[Items listed in a dataset]
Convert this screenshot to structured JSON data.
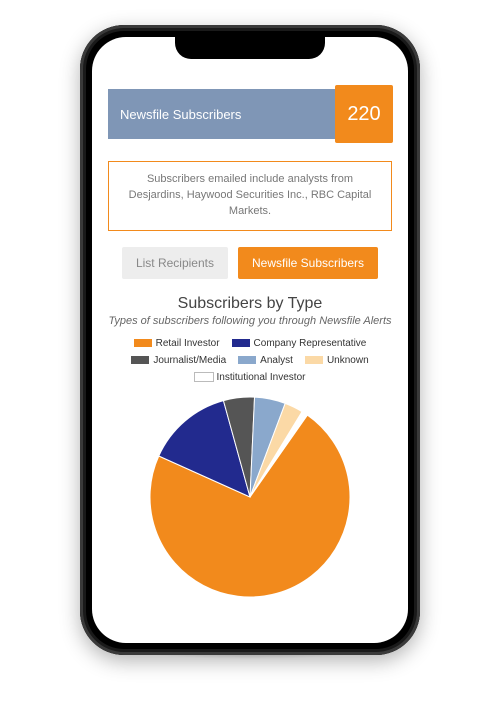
{
  "header": {
    "title": "Newsfile Subscribers",
    "count": "220"
  },
  "callout": {
    "text": "Subscribers emailed include analysts from Desjardins, Haywood Securities Inc., RBC Capital Markets."
  },
  "tabs": {
    "list_recipients": "List Recipients",
    "newsfile_subscribers": "Newsfile Subscribers"
  },
  "chart_data": {
    "type": "pie",
    "title": "Subscribers by Type",
    "subtitle": "Types of subscribers following you through Newsfile Alerts",
    "series": [
      {
        "name": "Retail Investor",
        "value": 72,
        "color": "#f28a1c"
      },
      {
        "name": "Company Representative",
        "value": 14,
        "color": "#222a8e"
      },
      {
        "name": "Journalist/Media",
        "value": 5,
        "color": "#555555"
      },
      {
        "name": "Analyst",
        "value": 5,
        "color": "#8aa8cc"
      },
      {
        "name": "Unknown",
        "value": 3,
        "color": "#fbd9a6"
      },
      {
        "name": "Institutional Investor",
        "value": 1,
        "color": "#ffffff"
      }
    ]
  }
}
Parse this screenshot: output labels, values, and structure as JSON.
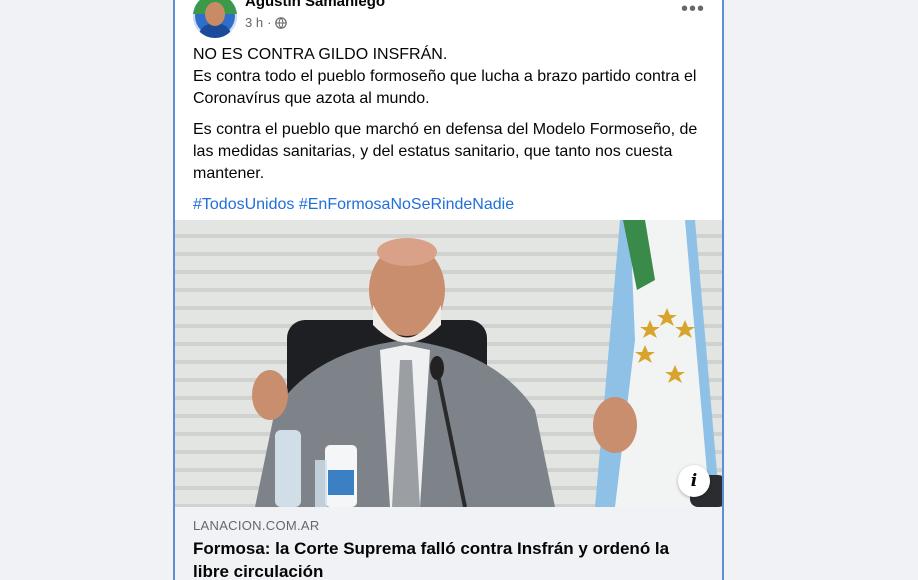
{
  "post": {
    "author": "Agustín Samaniego",
    "time": "3 h",
    "separator": "·",
    "more_label": "•••",
    "paragraphs": [
      "NO ES CONTRA GILDO INSFRÁN.",
      "Es contra todo el pueblo formoseño que lucha a brazo partido contra el Coronavírus que azota al mundo.",
      "Es contra el pueblo que marchó en defensa del Modelo Formoseño, de las medidas sanitarias, y del estatus sanitario, que tanto nos cuesta mantener."
    ],
    "hashtags": [
      "#TodosUnidos",
      "#EnFormosaNoSeRindeNadie"
    ]
  },
  "link_preview": {
    "info_label": "i",
    "domain": "LANACION.COM.AR",
    "title": "Formosa: la Corte Suprema falló contra Insfrán y ordenó la libre circulación"
  },
  "colors": {
    "link": "#216fdb",
    "card_border": "#5b8fd6",
    "secondary_text": "#65676b"
  }
}
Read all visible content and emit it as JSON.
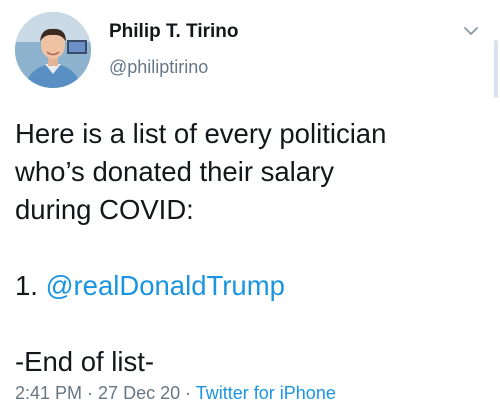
{
  "author": {
    "name": "Philip T. Tirino",
    "handle": "@philiptirino"
  },
  "tweet": {
    "lines": [
      "Here is a list of every politician",
      "who’s donated their salary",
      "during COVID:"
    ],
    "list_number": "1. ",
    "mention": "@realDonaldTrump",
    "closing": "-End of list-"
  },
  "meta": {
    "time": "2:41 PM",
    "separator1": " · ",
    "date": "27 Dec 20",
    "separator2": " · ",
    "source": "Twitter for iPhone"
  },
  "colors": {
    "link": "#1b95e0",
    "secondary_text": "#657786",
    "primary_text": "#14171a"
  },
  "icons": {
    "menu": "chevron-down-icon"
  }
}
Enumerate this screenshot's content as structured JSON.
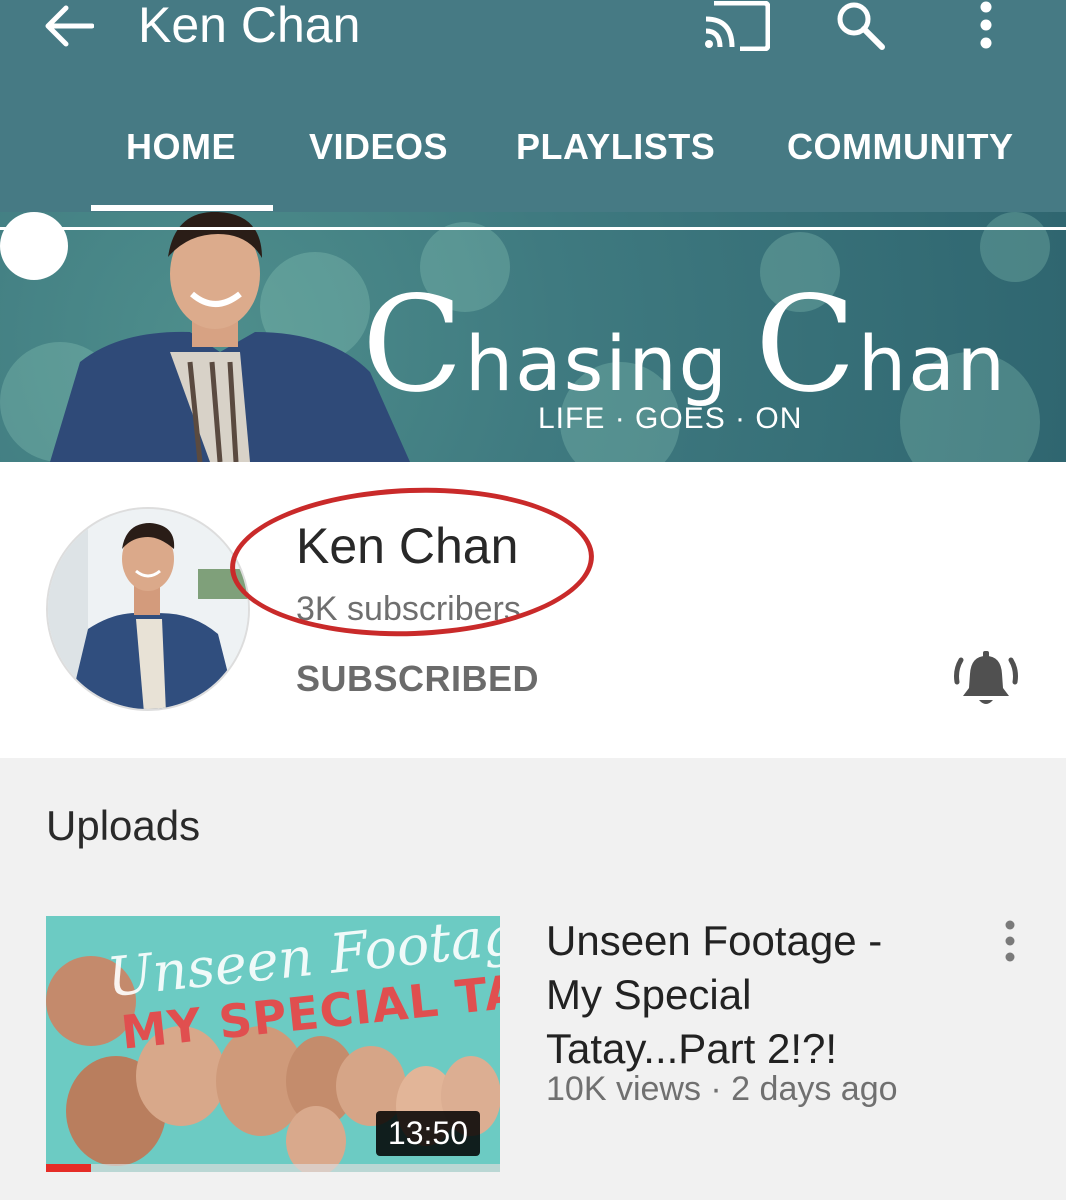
{
  "appbar": {
    "title": "Ken Chan",
    "icons": [
      "back-arrow-icon",
      "cast-icon",
      "search-icon",
      "more-vert-icon"
    ]
  },
  "tabs": [
    {
      "label": "HOME",
      "selected": true
    },
    {
      "label": "VIDEOS",
      "selected": false
    },
    {
      "label": "PLAYLISTS",
      "selected": false
    },
    {
      "label": "COMMUNITY",
      "selected": false
    }
  ],
  "banner": {
    "title": "Chasing Chan",
    "title_cap_1": "C",
    "title_rest_1": "hasing ",
    "title_cap_2": "C",
    "title_rest_2": "han",
    "subtitle": "LIFE · GOES · ON"
  },
  "channel": {
    "name": "Ken Chan",
    "subscribers": "3K subscribers",
    "subscribe_state": "SUBSCRIBED",
    "notification_icon": "bell-ringing-icon"
  },
  "uploads": {
    "section_title": "Uploads",
    "videos": [
      {
        "title": "Unseen Footage - My Special Tatay...Part 2!?!",
        "views": "10K views",
        "age": "2 days ago",
        "meta": "10K views · 2 days ago",
        "duration": "13:50",
        "thumb_line1": "Unseen Footage!",
        "thumb_line2": "MY SPECIAL TATAY",
        "watch_progress": 0.1
      }
    ]
  },
  "colors": {
    "appbar": "#467a84",
    "annotation_circle": "#c92a2a",
    "progress_red": "#e52d27"
  }
}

* Problem description *
Reproduce every line precisely as given, omitting all pictures.

* Finished exercise *
Convert this screenshot to structured JSON data.
{
  "header": {
    "title": "Newsfile Subscribers",
    "count": "220"
  },
  "callout": {
    "text": "Subscribers emailed include analysts from Desjardins, Haywood Securities Inc., RBC Capital Markets."
  },
  "tabs": {
    "list_recipients": "List Recipients",
    "newsfile_subscribers": "Newsfile Subscribers"
  },
  "chart_data": {
    "type": "pie",
    "title": "Subscribers by Type",
    "subtitle": "Types of subscribers following you through Newsfile Alerts",
    "series": [
      {
        "name": "Retail Investor",
        "value": 72,
        "color": "#f28a1c"
      },
      {
        "name": "Company Representative",
        "value": 14,
        "color": "#222a8e"
      },
      {
        "name": "Journalist/Media",
        "value": 5,
        "color": "#555555"
      },
      {
        "name": "Analyst",
        "value": 5,
        "color": "#8aa8cc"
      },
      {
        "name": "Unknown",
        "value": 3,
        "color": "#fbd9a6"
      },
      {
        "name": "Institutional Investor",
        "value": 1,
        "color": "#ffffff"
      }
    ]
  }
}
Parse this screenshot: output labels, values, and structure as JSON.
{
  "post": {
    "author": "Agustín Samaniego",
    "time": "3 h",
    "separator": "·",
    "more_label": "•••",
    "paragraphs": [
      "NO ES CONTRA GILDO INSFRÁN.",
      "Es contra todo el pueblo formoseño que lucha a brazo partido contra el Coronavírus que azota al mundo.",
      "Es contra el pueblo que marchó en defensa del Modelo Formoseño, de las medidas sanitarias, y del estatus sanitario, que tanto nos cuesta mantener."
    ],
    "hashtags": [
      "#TodosUnidos",
      "#EnFormosaNoSeRindeNadie"
    ]
  },
  "link_preview": {
    "info_label": "i",
    "domain": "LANACION.COM.AR",
    "title": "Formosa: la Corte Suprema falló contra Insfrán y ordenó la libre circulación"
  },
  "colors": {
    "link": "#216fdb",
    "card_border": "#5b8fd6",
    "secondary_text": "#65676b"
  }
}
Read all visible content and emit it as JSON.
{
  "author": {
    "name": "Philip T. Tirino",
    "handle": "@philiptirino"
  },
  "tweet": {
    "lines": [
      "Here is a list of every politician",
      "who’s donated their salary",
      "during COVID:"
    ],
    "list_number": "1. ",
    "mention": "@realDonaldTrump",
    "closing": "-End of list-"
  },
  "meta": {
    "time": "2:41 PM",
    "separator1": " · ",
    "date": "27 Dec 20",
    "separator2": " · ",
    "source": "Twitter for iPhone"
  },
  "colors": {
    "link": "#1b95e0",
    "secondary_text": "#657786",
    "primary_text": "#14171a"
  },
  "icons": {
    "menu": "chevron-down-icon"
  }
}
Enumerate this screenshot's content as structured JSON.
{
  "appbar": {
    "title": "Ken Chan",
    "icons": [
      "back-arrow-icon",
      "cast-icon",
      "search-icon",
      "more-vert-icon"
    ]
  },
  "tabs": [
    {
      "label": "HOME",
      "selected": true
    },
    {
      "label": "VIDEOS",
      "selected": false
    },
    {
      "label": "PLAYLISTS",
      "selected": false
    },
    {
      "label": "COMMUNITY",
      "selected": false
    }
  ],
  "banner": {
    "title": "Chasing Chan",
    "title_cap_1": "C",
    "title_rest_1": "hasing ",
    "title_cap_2": "C",
    "title_rest_2": "han",
    "subtitle": "LIFE · GOES · ON"
  },
  "channel": {
    "name": "Ken Chan",
    "subscribers": "3K subscribers",
    "subscribe_state": "SUBSCRIBED",
    "notification_icon": "bell-ringing-icon"
  },
  "uploads": {
    "section_title": "Uploads",
    "videos": [
      {
        "title": "Unseen Footage - My Special Tatay...Part 2!?!",
        "views": "10K views",
        "age": "2 days ago",
        "meta": "10K views · 2 days ago",
        "duration": "13:50",
        "thumb_line1": "Unseen Footage!",
        "thumb_line2": "MY SPECIAL TATAY",
        "watch_progress": 0.1
      }
    ]
  },
  "colors": {
    "appbar": "#467a84",
    "annotation_circle": "#c92a2a",
    "progress_red": "#e52d27"
  }
}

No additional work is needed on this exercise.